§ EXERCISE INPUT
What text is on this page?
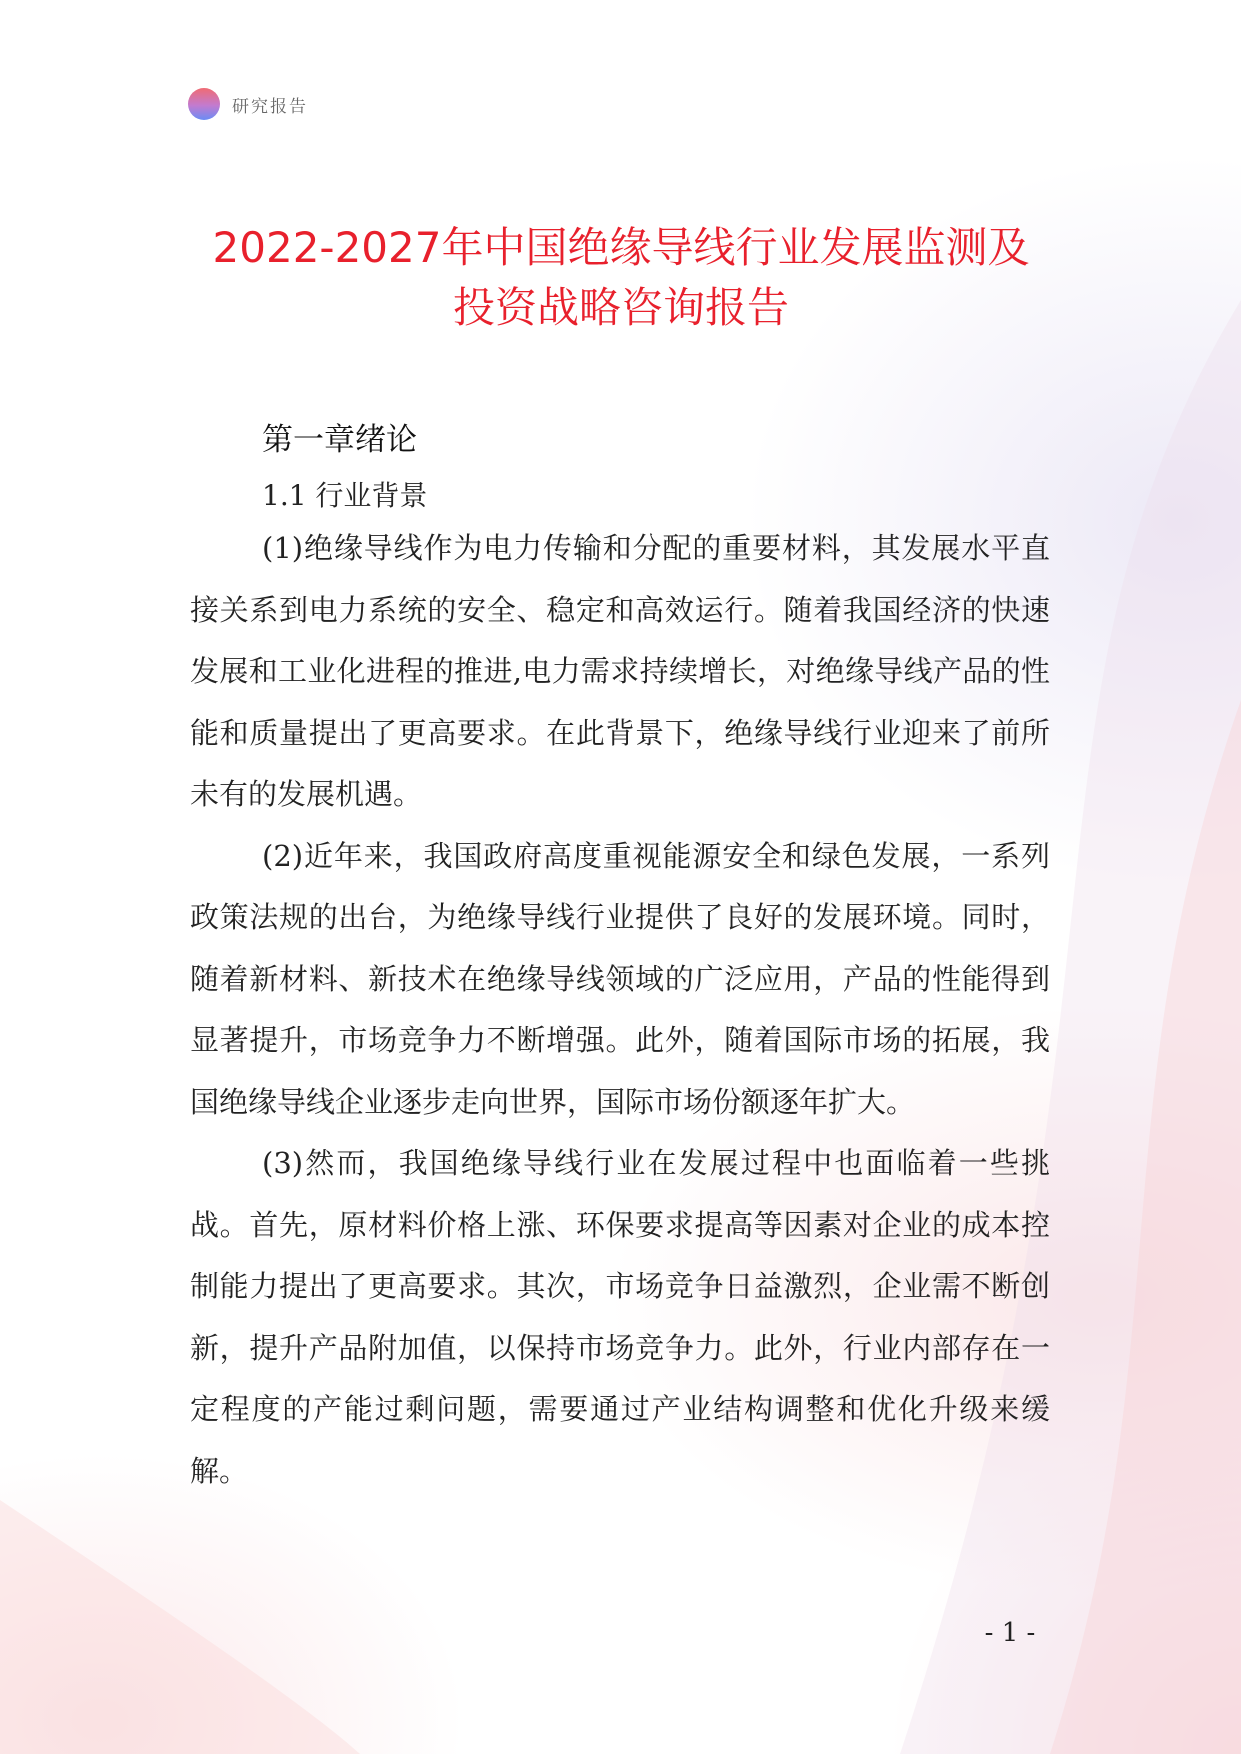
研究报告
2022-2027年中国绝缘导线行业发展监测及
投资战略咨询报告
第一章绪论
1.1 行业背景

(1)绝缘导线作为电力传输和分配的重要材料，其发展水平直接关系到电力系统的安全、稳定和高效运行。随着我国经济的快速发展和工业化进程的推进,电力需求持续增长，对绝缘导线产品的性能和质量提出了更高要求。在此背景下，绝缘导线行业迎来了前所未有的发展机遇。

(2)近年来，我国政府高度重视能源安全和绿色发展，一系列政策法规的出台，为绝缘导线行业提供了良好的发展环境。同时，随着新材料、新技术在绝缘导线领域的广泛应用，产品的性能得到显著提升，市场竞争力不断增强。此外，随着国际市场的拓展，我国绝缘导线企业逐步走向世界，国际市场份额逐年扩大。

(3)然而，我国绝缘导线行业在发展过程中也面临着一些挑战。首先，原材料价格上涨、环保要求提高等因素对企业的成本控制能力提出了更高要求。其次，市场竞争日益激烈，企业需不断创新，提升产品附加值，以保持市场竞争力。此外，行业内部存在一定程度的产能过剩问题，需要通过产业结构调整和优化升级来缓解。

- 1 -
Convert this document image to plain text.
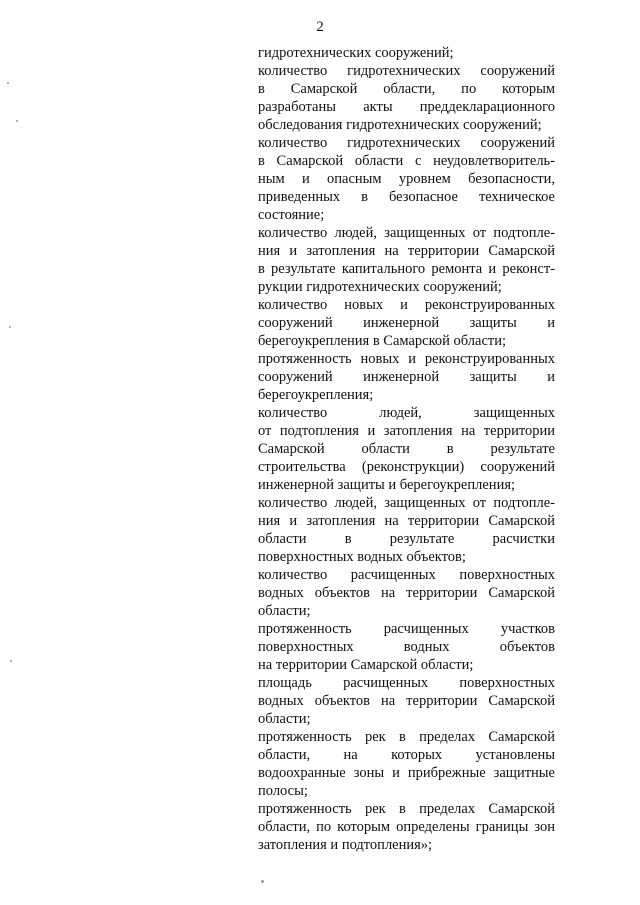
2
гидротехнических сооружений;
количество гидротехнических сооружений
в Самарской области, по которым
разработаны акты преддекларационного
обследования гидротехнических сооружений;
количество гидротехнических сооружений
в Самарской области с неудовлетворитель-
ным и опасным уровнем безопасности,
приведенных в безопасное техническое
состояние;
количество людей, защищенных от подтопле-
ния и затопления на территории Самарской
в результате капитального ремонта и реконст-
рукции гидротехнических сооружений;
количество новых и реконструированных
сооружений инженерной защиты и
берегоукрепления в Самарской области;
протяженность новых и реконструированных
сооружений инженерной защиты и
берегоукрепления;
количество людей, защищенных
от подтопления и затопления на территории
Самарской области в результате
строительства (реконструкции) сооружений
инженерной защиты и берегоукрепления;
количество людей, защищенных от подтопле-
ния и затопления на территории Самарской
области в результате расчистки
поверхностных водных объектов;
количество расчищенных поверхностных
водных объектов на территории Самарской
области;
протяженность расчищенных участков
поверхностных водных объектов
на территории Самарской области;
площадь расчищенных поверхностных
водных объектов на территории Самарской
области;
протяженность рек в пределах Самарской
области, на которых установлены
водоохранные зоны и прибрежные защитные
полосы;
протяженность рек в пределах Самарской
области, по которым определены границы зон
затопления и подтопления»;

§ EXERCISE PROMPT
In the records above, find each line with the word "результате" and copy it.

§ RESULT FOR THIS EXERCISE
в результате капитального ремонта и реконст-
Самарской области в результате
области в результате расчистки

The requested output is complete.